Yazılı alıştırma: Aşağıdaki EİTPA konferansı haberine göre AGİT Minsk Grubu'nun eş başkanlığını hangi ülkeler yapmıştır?

Geri Dön
Dünya TBMM Başkanı Şentop, EİTPA konferansında konuştu

TBMM Başkanı Şentop, EİTPA konferansında konuştu

TBMM Başkanı Mustafa Şentop, Ekonomik İşbirliği Teşkilatı Parlamenter Asamblesi’nin (EİTPA) Azerbaycan Millî Meclisi'nde gerçekleştirilen, “Salgın Sonrası Dönemde İşbirliği: İyileşme Sürecindeki Zorluklar ve Fırsatlar" konulu 3. Genel Konferansı'nda katılımcılara seslendi.

TBMM Başkanı Şentop, EİTPA konferansında konuştu

Şentop, Azerbaycan topraklarının Ermenistan tarafından işgali döneminde yaşananların anlattıklarına örnek olduğunu söyleyerek, "Ermenistan'ın Azerbaycan toprağı Karabağ'da işgalci olduğu birçok uluslararası platformda kabul ve tescil edilmiştir. BMGK, AKPM, AGİT bir çok defa Ermenistan'ın işgalci olduğunu kabul eden kararlar almıştır. İşgalin sona erdirilmesi için AGİT Minsk Grubu oluşturulmuş, ABD, Rusya ve Fransa'nın eş başkanı olduğu bu kurum çalışmalar yapmıştır. 1992'de kuruldu. Tam 30 yıl dünyanın etkili devletlerinin oluşturduğu bir mekanizma Azerbaycan'ın işgal altındaki topraklarıyla alakalı olarak Ermenistan'la yaşadığı sorunu çözmemiştir. Bu sorunun 30 yıl çözülmemesi ve hala sözüm ona çözüm ekibinin görev başında olması ortada esasen bir çözüm iradesinin olmadığını göstermektedir. Uluslararası kurumların, bölge dışı ülkelerin bölgemizdeki ülkelerle ilgili yaklaşımları sorun çözmek yerine sorunları kullanma ve derinleştirme, kendi çıkarlarına alet etme niyetlerinin en güzel göstergesi Azerbaycan'ın 30 yıldır yaşadığı sorundur" diye kaydetti.

Veri girişleri
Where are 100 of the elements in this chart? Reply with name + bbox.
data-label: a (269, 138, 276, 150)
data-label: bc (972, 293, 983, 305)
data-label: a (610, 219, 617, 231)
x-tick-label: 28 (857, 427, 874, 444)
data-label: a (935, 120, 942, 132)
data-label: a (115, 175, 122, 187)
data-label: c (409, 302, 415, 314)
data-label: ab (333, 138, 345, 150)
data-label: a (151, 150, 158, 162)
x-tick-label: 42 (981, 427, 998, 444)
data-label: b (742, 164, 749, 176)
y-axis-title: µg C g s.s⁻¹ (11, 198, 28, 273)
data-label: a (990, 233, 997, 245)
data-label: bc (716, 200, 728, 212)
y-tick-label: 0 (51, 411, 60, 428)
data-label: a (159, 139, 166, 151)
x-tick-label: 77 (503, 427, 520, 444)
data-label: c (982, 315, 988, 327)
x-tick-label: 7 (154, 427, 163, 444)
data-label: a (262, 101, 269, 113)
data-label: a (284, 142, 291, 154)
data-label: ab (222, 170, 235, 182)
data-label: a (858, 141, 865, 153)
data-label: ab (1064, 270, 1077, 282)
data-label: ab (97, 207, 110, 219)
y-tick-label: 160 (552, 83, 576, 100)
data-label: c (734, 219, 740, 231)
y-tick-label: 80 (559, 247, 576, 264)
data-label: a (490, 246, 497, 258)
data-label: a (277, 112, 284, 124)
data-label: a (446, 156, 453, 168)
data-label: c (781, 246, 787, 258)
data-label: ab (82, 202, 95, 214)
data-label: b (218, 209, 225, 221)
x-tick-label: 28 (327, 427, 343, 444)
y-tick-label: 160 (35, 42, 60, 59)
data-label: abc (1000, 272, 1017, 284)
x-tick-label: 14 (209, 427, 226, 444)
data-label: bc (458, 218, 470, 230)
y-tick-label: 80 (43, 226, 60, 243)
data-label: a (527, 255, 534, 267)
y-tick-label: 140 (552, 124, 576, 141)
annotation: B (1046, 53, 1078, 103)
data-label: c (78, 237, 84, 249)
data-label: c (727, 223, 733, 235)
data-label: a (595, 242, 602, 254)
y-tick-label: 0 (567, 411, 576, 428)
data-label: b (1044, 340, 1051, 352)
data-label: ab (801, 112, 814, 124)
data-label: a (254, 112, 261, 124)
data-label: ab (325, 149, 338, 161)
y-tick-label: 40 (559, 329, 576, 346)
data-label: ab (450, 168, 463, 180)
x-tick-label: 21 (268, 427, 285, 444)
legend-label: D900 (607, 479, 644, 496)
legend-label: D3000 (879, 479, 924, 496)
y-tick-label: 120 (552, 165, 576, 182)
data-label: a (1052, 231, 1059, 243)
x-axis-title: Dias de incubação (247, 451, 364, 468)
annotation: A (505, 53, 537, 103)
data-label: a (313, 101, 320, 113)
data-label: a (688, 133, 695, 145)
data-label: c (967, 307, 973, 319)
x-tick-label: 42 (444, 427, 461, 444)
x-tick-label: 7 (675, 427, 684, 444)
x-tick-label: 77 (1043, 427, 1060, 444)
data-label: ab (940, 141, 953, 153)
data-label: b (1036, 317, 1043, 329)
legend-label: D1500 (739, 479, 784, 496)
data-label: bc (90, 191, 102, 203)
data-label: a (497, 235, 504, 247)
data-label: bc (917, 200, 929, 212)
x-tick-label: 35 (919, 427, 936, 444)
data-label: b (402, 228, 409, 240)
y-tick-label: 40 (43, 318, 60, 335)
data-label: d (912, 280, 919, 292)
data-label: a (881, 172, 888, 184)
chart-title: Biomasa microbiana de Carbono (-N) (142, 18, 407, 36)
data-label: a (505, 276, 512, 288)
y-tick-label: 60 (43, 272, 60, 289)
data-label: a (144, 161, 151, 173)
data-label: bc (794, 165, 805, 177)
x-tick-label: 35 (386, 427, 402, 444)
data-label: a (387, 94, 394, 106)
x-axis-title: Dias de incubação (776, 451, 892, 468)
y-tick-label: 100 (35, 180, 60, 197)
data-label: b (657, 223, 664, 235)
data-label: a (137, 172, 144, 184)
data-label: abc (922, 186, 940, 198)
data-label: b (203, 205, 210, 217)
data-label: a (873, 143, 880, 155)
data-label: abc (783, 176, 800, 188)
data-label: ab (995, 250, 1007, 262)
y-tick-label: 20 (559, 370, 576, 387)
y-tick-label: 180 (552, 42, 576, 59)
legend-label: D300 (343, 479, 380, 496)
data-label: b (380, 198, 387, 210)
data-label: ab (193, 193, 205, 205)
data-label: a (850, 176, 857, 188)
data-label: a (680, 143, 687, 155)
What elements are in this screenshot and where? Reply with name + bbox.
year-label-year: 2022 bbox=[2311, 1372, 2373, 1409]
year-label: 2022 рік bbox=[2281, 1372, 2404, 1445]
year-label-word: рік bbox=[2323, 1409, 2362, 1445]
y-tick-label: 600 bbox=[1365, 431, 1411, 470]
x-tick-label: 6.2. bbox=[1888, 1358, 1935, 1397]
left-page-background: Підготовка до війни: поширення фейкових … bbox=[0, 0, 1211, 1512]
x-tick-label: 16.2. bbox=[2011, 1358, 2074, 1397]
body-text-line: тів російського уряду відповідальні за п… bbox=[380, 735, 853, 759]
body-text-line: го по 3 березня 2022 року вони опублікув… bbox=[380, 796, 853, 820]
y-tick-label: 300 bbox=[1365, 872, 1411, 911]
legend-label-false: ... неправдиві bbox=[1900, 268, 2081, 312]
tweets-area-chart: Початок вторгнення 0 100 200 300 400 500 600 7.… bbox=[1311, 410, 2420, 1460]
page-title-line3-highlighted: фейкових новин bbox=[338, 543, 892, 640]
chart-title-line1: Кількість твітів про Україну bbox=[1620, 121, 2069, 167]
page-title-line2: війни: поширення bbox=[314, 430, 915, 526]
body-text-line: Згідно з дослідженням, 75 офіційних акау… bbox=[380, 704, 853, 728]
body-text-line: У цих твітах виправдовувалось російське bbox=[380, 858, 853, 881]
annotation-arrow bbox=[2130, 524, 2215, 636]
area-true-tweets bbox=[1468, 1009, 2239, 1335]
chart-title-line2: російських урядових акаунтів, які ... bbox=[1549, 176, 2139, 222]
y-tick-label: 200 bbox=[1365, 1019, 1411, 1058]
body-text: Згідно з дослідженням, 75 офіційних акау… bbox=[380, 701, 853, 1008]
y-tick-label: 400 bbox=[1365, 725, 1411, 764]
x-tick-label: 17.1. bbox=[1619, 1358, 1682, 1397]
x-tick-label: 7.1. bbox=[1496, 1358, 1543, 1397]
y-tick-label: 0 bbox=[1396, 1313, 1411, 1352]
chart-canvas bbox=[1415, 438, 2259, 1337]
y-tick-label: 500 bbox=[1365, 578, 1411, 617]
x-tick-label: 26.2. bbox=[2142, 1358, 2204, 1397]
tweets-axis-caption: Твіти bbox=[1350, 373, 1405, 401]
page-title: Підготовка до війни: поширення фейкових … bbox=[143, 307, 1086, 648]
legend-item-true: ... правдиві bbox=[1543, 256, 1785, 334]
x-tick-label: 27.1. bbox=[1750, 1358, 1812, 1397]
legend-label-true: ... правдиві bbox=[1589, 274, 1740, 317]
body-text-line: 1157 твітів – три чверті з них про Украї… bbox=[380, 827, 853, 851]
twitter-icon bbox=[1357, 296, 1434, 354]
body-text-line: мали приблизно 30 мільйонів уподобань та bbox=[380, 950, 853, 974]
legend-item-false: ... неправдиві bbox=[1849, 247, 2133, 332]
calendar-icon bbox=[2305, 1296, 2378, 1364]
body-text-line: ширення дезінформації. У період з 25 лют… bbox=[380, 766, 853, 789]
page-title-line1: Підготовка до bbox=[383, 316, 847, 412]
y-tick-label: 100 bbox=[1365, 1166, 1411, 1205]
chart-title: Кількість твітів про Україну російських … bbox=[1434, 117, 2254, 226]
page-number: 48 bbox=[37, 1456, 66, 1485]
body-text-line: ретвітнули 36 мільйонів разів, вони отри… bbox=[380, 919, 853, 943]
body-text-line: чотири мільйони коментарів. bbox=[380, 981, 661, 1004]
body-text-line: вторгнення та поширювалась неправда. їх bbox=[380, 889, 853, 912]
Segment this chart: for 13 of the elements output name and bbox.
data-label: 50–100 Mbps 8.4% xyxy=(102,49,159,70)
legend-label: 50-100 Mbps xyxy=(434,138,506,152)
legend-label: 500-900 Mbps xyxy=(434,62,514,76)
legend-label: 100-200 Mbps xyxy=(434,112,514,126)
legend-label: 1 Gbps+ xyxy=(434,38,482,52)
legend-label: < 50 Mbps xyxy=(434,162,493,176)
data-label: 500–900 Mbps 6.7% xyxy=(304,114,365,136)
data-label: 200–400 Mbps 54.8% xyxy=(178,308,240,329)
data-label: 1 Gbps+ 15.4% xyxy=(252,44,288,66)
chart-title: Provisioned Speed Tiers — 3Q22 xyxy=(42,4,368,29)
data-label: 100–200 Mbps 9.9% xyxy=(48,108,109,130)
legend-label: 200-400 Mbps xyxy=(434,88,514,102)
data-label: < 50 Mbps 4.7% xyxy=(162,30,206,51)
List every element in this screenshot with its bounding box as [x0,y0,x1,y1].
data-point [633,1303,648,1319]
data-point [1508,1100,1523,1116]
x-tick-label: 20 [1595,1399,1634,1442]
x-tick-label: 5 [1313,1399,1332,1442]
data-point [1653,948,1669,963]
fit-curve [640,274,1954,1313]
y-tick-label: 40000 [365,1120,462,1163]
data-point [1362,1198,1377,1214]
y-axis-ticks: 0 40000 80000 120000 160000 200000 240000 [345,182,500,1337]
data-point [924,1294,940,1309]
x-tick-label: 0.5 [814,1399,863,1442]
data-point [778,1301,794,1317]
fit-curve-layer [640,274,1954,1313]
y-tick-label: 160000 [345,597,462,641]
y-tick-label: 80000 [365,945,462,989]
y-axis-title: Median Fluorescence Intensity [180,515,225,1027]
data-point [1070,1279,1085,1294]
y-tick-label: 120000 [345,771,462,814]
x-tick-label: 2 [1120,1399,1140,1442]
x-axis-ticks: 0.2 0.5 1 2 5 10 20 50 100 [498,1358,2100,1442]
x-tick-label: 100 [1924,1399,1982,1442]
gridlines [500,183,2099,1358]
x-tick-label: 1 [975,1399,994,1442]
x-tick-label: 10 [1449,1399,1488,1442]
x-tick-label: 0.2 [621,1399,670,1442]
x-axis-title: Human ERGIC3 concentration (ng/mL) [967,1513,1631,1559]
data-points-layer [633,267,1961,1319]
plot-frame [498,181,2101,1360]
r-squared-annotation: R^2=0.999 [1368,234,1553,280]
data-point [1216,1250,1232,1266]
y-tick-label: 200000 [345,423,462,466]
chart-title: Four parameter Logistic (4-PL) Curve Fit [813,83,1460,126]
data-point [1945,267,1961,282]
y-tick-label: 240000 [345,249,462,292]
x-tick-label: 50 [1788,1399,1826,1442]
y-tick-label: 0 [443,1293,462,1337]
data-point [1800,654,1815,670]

Yanıt: ABD, Rusya ve Fransa.